── PROVIDED RECORDS ──

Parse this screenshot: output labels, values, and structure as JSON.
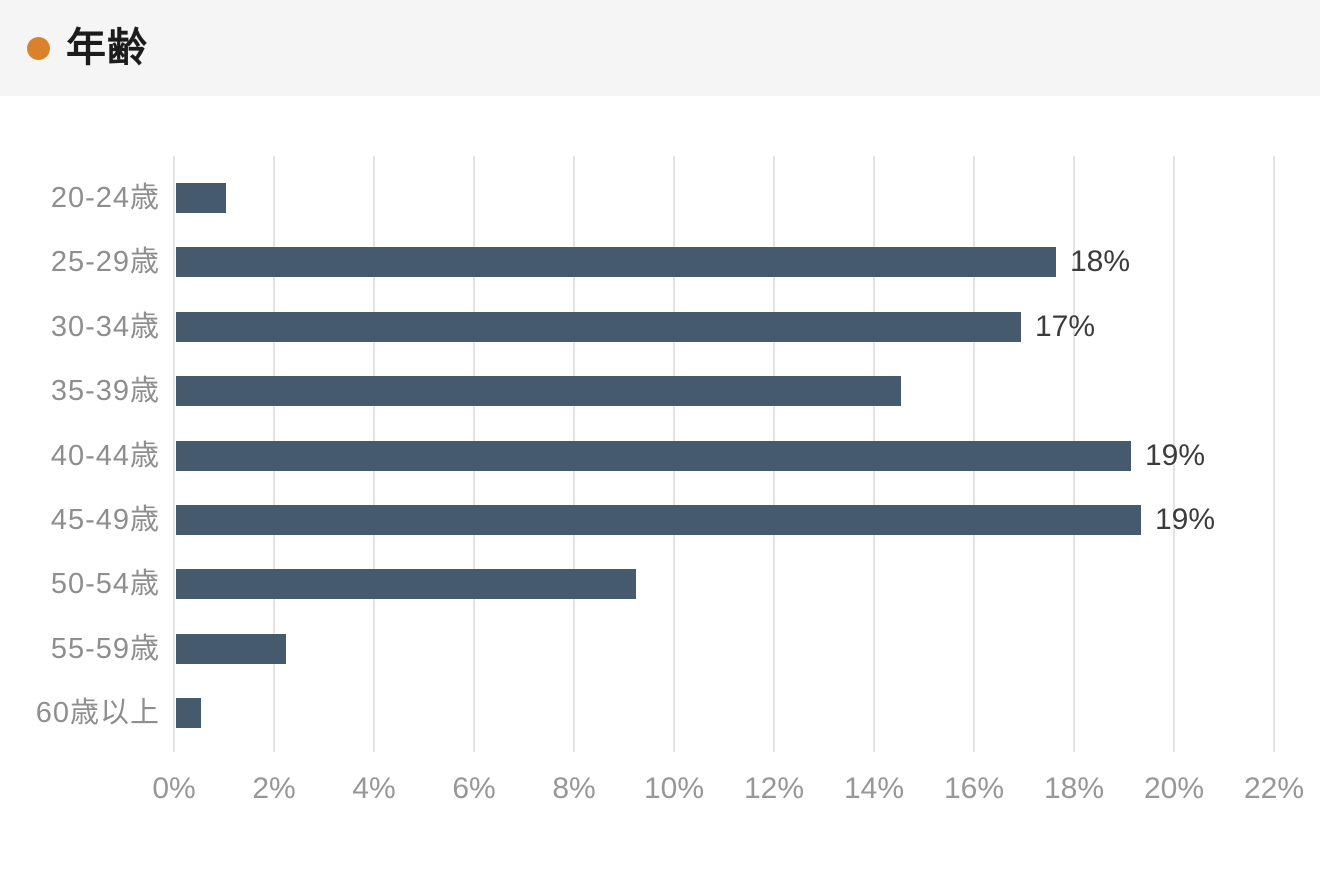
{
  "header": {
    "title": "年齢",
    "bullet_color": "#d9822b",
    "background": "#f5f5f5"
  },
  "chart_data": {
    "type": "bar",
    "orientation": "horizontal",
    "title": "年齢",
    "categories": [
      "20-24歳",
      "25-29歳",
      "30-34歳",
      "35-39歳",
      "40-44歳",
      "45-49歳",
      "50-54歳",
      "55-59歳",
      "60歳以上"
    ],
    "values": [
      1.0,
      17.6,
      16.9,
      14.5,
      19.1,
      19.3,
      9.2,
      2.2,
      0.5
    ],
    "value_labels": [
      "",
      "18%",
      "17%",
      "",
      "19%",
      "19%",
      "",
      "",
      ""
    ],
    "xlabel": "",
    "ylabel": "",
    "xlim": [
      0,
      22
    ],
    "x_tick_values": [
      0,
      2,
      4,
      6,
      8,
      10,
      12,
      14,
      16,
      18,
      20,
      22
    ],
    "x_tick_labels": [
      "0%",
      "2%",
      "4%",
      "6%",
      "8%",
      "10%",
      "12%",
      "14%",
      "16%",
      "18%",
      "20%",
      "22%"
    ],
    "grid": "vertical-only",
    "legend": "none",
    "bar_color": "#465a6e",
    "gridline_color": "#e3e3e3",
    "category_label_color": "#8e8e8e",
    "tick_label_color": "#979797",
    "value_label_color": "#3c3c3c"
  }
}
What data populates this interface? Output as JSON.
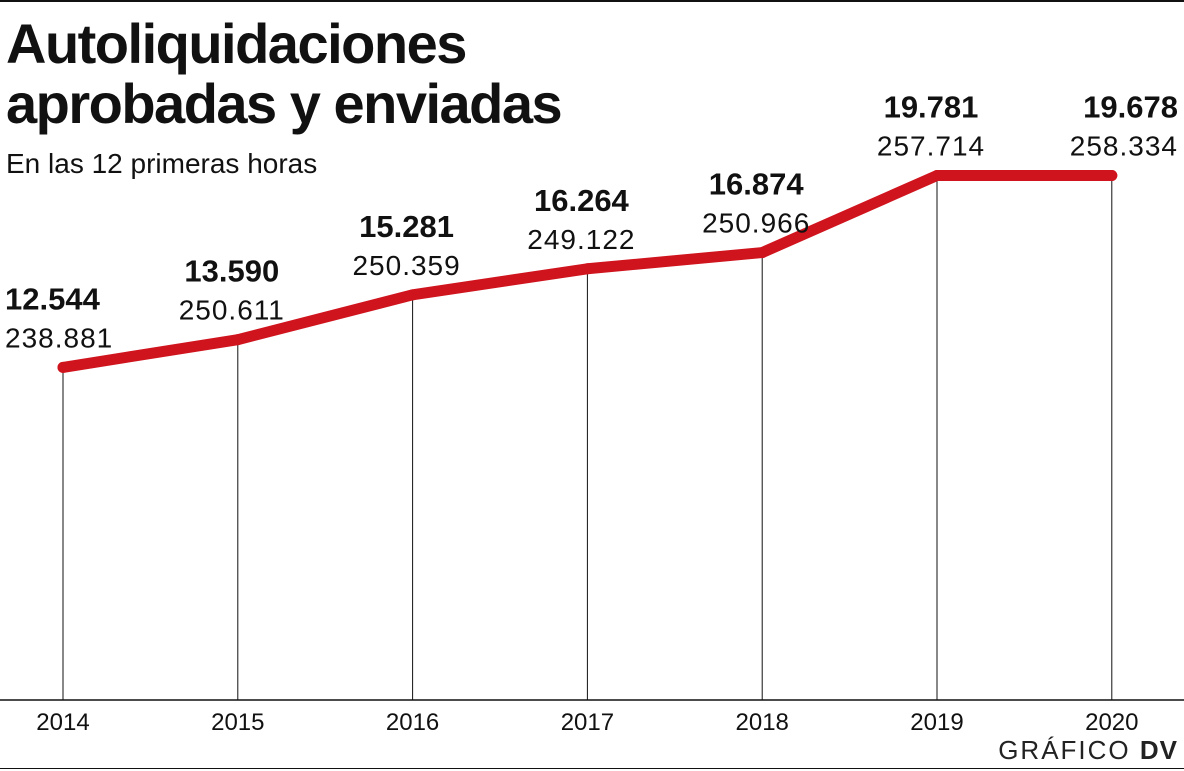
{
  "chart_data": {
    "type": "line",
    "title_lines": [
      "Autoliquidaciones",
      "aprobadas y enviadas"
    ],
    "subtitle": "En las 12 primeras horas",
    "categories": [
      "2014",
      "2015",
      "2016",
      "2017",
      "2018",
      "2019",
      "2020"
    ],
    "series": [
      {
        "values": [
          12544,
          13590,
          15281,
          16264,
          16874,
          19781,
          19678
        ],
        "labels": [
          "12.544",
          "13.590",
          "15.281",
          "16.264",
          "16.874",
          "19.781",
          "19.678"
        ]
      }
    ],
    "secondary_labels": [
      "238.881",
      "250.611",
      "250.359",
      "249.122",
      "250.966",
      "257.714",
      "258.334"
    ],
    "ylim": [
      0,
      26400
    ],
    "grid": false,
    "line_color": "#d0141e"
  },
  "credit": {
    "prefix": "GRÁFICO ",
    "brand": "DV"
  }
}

───

- **THE EXERCISE**
List each line of the records that holds the string "this".

- **EXERCISE OUTPUT**
Parse this screenshot: output labels, values, and structure as JSON.
What data populates this interface? Output as JSON.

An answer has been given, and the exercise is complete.